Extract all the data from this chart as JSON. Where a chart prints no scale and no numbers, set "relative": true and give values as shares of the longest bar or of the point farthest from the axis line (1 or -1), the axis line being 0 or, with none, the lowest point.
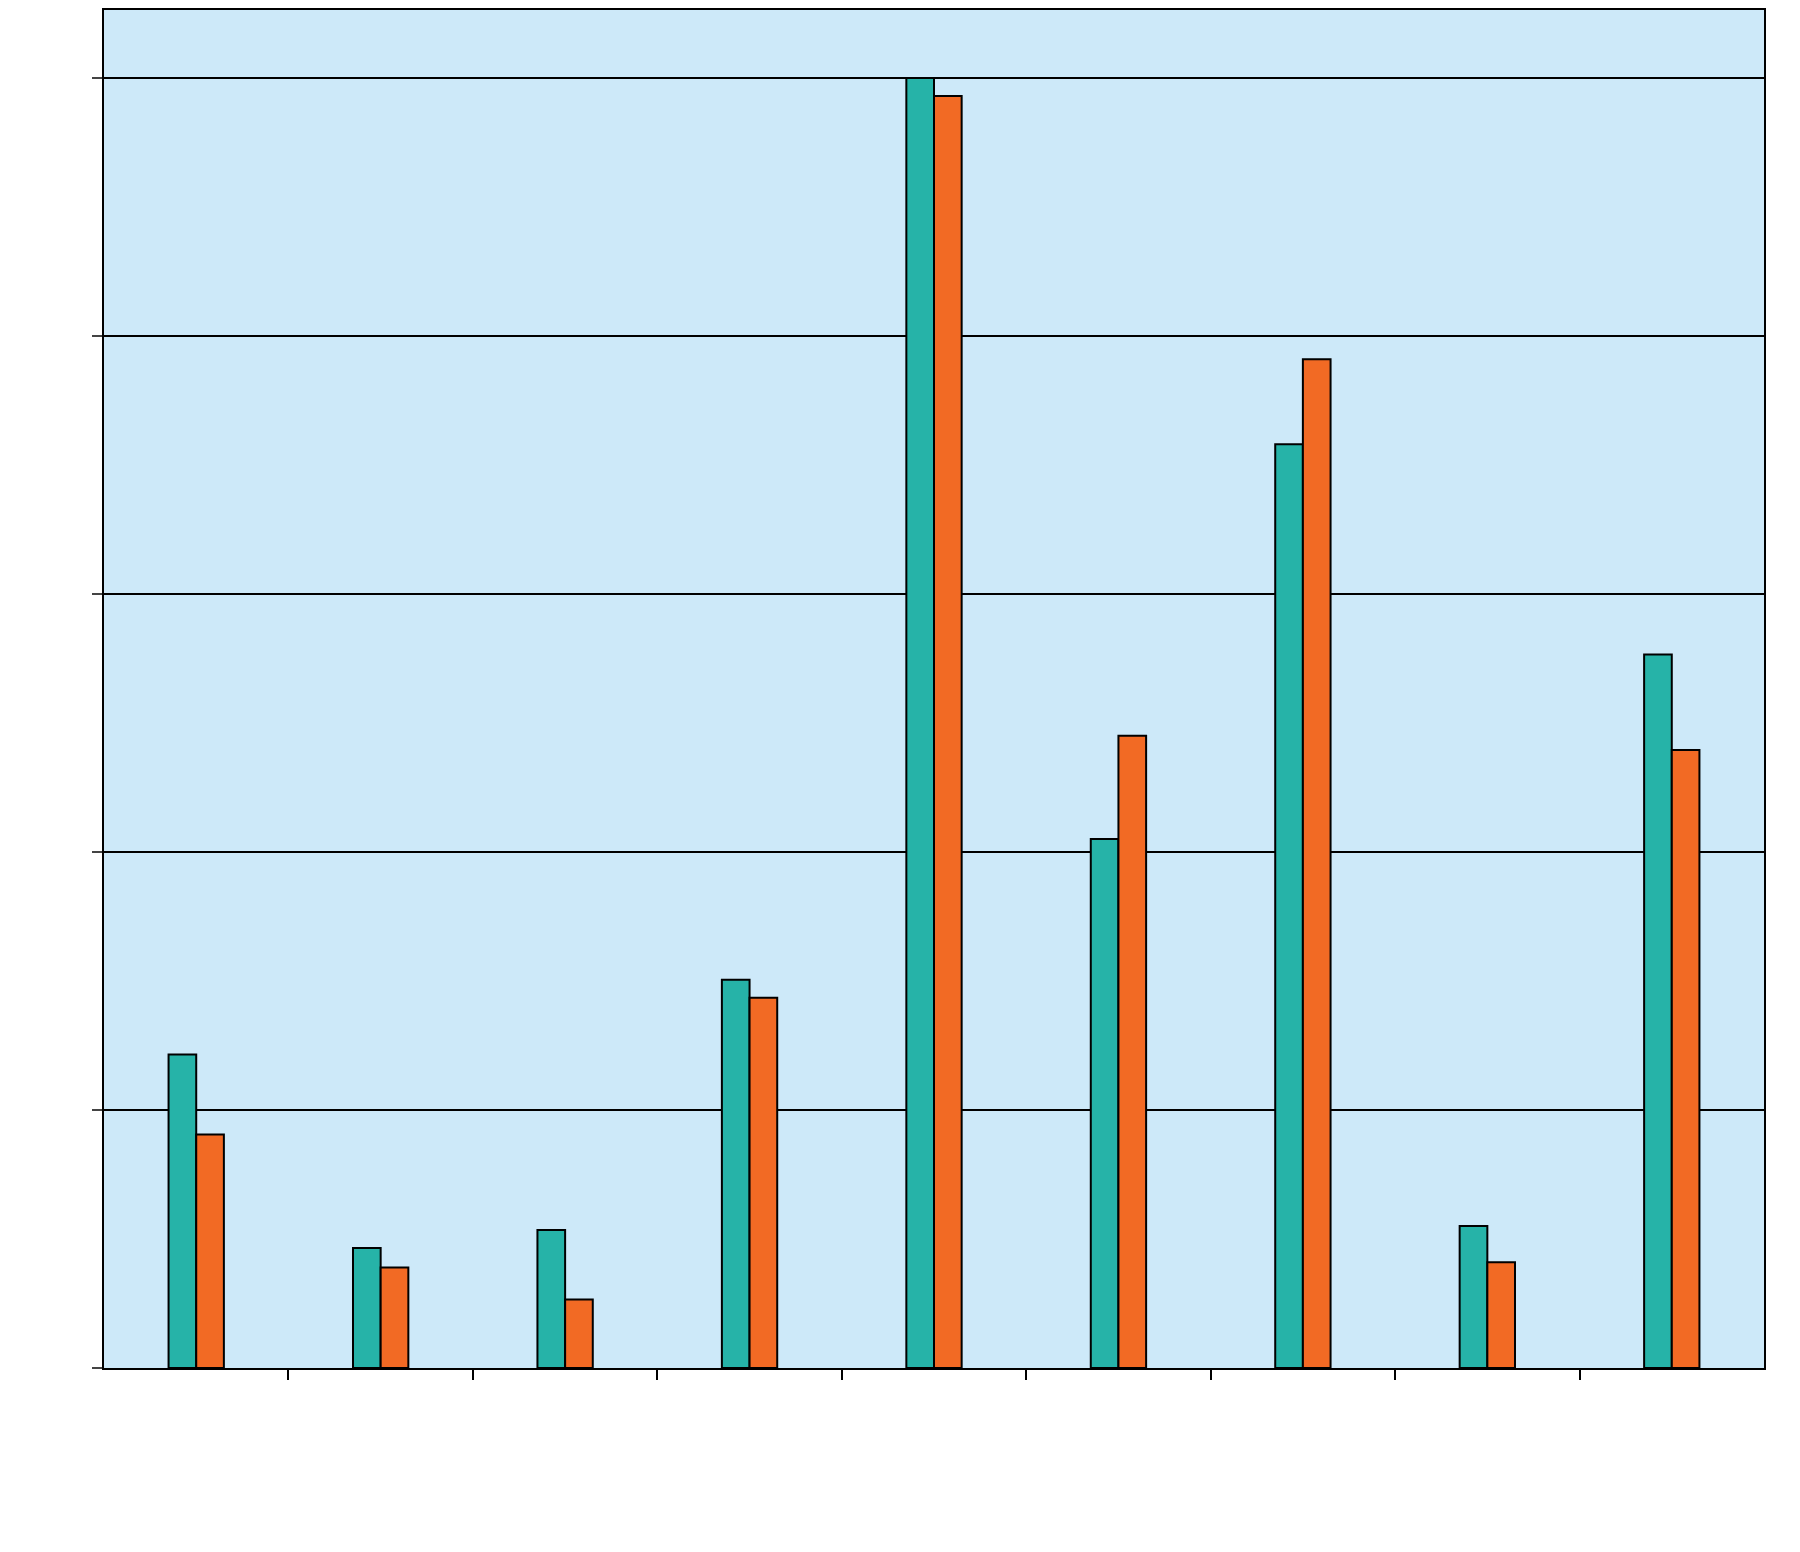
{
  "chart_data": {
    "type": "bar",
    "relative": true,
    "categories": [
      null,
      null,
      null,
      null,
      null,
      null,
      null,
      null,
      null
    ],
    "series": [
      {
        "color": "#26b3a8",
        "values": [
          0.243,
          0.093,
          0.107,
          0.301,
          1,
          0.41,
          0.716,
          0.11,
          0.553
        ]
      },
      {
        "color": "#f26a24",
        "values": [
          0.181,
          0.078,
          0.053,
          0.287,
          0.986,
          0.49,
          0.782,
          0.082,
          0.479
        ]
      }
    ],
    "grid": "y",
    "tick_labels": false
  }
}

□ □ □ □

The exercise: Retype everything in the material word for word, minus pictures.

The completed task:
Extract all the data from this chart as JSON. Where a chart prints no scale and no numbers, set "relative": true and give values as shares of the longest bar or of the point farthest from the axis line (1 or -1), the axis line being 0 or, with none, the lowest point.
{
  "chart_data": {
    "type": "bar",
    "relative": true,
    "categories": [
      null,
      null,
      null,
      null,
      null,
      null,
      null,
      null,
      null
    ],
    "series": [
      {
        "color": "#26b3a8",
        "values": [
          0.243,
          0.093,
          0.107,
          0.301,
          1,
          0.41,
          0.716,
          0.11,
          0.553
        ]
      },
      {
        "color": "#f26a24",
        "values": [
          0.181,
          0.078,
          0.053,
          0.287,
          0.986,
          0.49,
          0.782,
          0.082,
          0.479
        ]
      }
    ],
    "grid": "y",
    "tick_labels": false
  }
}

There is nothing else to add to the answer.